**Your goal**
Find every line in the records that holds the string "Average". Copy each one.

(Figure collection entries)

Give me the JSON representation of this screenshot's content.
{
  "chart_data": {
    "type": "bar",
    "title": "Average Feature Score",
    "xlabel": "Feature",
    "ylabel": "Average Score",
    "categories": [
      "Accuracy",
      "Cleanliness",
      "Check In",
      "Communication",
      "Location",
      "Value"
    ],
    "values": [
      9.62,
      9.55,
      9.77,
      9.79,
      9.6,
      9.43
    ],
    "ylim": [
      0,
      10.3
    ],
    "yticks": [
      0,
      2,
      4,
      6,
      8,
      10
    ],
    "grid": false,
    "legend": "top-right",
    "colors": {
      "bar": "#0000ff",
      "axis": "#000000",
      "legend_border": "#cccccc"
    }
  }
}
==
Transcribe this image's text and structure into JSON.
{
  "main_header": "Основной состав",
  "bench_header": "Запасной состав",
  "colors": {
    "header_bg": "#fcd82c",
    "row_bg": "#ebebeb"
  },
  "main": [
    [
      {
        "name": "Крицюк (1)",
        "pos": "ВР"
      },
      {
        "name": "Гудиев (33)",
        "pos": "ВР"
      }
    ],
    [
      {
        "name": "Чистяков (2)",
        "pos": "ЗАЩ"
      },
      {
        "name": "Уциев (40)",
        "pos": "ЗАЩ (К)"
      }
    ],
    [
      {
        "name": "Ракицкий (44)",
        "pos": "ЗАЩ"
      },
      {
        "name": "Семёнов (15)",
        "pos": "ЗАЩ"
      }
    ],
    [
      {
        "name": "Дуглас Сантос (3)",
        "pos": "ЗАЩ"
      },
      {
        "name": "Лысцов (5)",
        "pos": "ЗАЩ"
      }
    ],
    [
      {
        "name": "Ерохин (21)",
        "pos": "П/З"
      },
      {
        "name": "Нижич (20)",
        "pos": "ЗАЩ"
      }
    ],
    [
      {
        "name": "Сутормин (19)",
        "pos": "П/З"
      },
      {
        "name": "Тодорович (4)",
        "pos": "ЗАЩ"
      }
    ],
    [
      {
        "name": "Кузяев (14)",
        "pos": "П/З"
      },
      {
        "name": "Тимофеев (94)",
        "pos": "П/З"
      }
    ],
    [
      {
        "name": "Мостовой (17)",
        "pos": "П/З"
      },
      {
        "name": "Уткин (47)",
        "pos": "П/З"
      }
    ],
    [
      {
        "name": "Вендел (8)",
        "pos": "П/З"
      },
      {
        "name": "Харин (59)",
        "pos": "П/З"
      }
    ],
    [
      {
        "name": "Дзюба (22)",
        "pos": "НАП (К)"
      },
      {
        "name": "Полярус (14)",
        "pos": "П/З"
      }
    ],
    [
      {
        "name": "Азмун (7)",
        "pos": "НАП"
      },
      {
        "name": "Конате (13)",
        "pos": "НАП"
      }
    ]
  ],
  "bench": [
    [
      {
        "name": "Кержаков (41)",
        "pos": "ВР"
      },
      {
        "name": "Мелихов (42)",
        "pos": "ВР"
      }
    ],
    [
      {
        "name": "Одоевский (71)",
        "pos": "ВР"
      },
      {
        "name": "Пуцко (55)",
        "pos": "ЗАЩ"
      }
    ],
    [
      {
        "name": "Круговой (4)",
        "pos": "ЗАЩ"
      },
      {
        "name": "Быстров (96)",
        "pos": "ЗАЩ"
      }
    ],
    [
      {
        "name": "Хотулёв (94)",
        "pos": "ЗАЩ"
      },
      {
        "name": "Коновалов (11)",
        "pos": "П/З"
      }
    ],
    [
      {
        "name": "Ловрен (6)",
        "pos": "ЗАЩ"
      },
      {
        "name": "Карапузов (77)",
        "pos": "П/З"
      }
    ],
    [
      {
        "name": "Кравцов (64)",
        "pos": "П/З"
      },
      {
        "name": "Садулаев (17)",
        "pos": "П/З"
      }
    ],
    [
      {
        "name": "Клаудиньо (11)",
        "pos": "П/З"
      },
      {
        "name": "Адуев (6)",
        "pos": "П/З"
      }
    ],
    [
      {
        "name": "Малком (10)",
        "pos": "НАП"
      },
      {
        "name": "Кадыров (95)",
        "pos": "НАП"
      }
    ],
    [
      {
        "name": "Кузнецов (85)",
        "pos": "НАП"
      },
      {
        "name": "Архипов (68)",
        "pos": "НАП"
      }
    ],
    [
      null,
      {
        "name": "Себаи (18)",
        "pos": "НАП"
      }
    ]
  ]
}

**Completed exercise**
    "title": "Average Feature Score",
    "ylabel": "Average Score",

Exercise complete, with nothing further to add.